» Aim
Scan the lines below for the string "HESSI" and copy every one that has it.

» Available data
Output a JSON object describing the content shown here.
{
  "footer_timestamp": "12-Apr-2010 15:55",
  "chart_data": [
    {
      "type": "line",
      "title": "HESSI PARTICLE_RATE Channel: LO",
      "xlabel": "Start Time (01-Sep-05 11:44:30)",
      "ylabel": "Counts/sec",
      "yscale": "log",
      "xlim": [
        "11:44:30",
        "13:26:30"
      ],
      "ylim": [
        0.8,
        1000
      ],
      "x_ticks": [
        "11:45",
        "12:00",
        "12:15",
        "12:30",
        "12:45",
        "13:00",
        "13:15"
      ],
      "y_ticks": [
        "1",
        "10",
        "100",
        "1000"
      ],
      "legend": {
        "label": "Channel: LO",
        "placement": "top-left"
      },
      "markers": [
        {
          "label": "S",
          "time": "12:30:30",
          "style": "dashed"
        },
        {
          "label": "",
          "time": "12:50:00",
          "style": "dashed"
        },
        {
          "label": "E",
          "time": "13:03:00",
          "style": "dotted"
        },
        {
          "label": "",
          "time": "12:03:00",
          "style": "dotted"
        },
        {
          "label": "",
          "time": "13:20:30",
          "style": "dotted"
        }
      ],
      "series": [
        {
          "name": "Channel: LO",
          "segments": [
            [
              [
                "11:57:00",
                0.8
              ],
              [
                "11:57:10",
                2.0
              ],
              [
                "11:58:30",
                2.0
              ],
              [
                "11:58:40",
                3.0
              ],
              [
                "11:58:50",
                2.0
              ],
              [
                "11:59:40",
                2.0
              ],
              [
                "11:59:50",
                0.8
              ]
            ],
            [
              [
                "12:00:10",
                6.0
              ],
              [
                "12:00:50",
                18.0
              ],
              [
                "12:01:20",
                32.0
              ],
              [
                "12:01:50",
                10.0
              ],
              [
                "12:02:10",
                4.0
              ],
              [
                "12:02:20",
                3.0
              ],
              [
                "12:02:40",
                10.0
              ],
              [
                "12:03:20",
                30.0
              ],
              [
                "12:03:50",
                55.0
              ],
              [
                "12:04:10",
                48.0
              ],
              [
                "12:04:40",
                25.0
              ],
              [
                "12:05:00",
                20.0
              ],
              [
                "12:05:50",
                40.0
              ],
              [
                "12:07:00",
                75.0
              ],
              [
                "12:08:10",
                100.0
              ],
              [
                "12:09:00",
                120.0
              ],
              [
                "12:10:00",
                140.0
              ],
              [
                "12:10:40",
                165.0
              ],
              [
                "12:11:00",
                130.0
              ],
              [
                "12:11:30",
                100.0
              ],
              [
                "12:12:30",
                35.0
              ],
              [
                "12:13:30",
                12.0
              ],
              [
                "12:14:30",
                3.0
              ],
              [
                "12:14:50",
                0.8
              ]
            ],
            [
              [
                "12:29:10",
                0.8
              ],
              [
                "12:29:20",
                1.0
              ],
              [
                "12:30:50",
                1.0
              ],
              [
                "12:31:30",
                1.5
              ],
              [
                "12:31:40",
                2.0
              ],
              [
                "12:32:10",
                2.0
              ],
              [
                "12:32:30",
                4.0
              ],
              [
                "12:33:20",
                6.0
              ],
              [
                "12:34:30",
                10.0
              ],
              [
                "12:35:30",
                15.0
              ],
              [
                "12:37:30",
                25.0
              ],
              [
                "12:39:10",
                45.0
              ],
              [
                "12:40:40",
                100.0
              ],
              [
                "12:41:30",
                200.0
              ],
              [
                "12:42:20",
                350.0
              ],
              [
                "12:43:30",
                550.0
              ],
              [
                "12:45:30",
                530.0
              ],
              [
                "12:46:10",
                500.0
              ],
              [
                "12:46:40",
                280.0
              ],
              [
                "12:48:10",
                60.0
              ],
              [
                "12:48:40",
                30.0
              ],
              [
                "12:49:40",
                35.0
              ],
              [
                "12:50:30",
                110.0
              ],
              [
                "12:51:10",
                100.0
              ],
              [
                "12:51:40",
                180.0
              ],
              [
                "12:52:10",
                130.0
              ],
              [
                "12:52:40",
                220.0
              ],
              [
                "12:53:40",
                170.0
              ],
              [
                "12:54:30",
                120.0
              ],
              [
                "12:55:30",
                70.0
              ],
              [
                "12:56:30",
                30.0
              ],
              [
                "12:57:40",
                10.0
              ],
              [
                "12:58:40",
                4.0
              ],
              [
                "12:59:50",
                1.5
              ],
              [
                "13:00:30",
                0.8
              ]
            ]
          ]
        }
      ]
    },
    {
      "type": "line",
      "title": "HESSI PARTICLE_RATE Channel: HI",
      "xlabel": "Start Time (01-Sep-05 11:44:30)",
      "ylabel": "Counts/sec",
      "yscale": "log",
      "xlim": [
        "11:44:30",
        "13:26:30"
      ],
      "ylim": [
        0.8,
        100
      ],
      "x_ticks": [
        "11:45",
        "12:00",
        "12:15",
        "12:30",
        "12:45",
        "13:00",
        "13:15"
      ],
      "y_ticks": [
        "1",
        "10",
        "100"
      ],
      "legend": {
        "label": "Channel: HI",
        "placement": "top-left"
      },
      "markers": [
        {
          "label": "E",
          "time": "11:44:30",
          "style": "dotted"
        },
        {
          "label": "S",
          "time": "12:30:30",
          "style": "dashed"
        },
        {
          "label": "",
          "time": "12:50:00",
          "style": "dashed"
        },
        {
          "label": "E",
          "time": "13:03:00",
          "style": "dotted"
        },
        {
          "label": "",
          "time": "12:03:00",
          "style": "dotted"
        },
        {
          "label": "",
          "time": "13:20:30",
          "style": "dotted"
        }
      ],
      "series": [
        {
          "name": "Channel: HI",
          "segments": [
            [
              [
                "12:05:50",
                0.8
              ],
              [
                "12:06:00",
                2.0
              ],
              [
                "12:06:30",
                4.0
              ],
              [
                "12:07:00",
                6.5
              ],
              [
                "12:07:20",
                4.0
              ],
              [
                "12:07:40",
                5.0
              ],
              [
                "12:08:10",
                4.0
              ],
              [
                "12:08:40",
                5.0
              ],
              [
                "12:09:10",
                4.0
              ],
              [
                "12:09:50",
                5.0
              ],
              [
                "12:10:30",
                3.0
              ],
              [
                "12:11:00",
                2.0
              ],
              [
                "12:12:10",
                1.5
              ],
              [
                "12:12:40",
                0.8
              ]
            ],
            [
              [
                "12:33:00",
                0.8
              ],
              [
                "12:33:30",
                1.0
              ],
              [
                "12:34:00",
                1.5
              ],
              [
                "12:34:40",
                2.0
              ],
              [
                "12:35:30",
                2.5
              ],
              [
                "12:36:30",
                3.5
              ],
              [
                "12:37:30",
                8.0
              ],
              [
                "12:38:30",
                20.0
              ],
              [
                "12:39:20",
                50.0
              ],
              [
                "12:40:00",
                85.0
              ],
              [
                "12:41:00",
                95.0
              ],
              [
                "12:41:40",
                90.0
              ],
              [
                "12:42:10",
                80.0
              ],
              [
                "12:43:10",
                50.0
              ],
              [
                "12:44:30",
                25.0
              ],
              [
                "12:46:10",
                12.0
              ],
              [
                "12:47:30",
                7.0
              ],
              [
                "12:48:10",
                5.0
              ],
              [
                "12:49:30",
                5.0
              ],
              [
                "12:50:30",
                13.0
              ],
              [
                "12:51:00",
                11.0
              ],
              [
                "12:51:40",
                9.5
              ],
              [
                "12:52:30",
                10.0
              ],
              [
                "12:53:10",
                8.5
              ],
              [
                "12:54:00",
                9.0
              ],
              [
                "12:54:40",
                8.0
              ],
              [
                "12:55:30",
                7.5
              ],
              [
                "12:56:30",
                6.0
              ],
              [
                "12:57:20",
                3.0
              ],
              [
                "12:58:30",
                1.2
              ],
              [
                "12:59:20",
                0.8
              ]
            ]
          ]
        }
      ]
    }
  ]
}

» Expected output
      "title": "HESSI PARTICLE_RATE Channel: LO",
      "title": "HESSI PARTICLE_RATE Channel: HI",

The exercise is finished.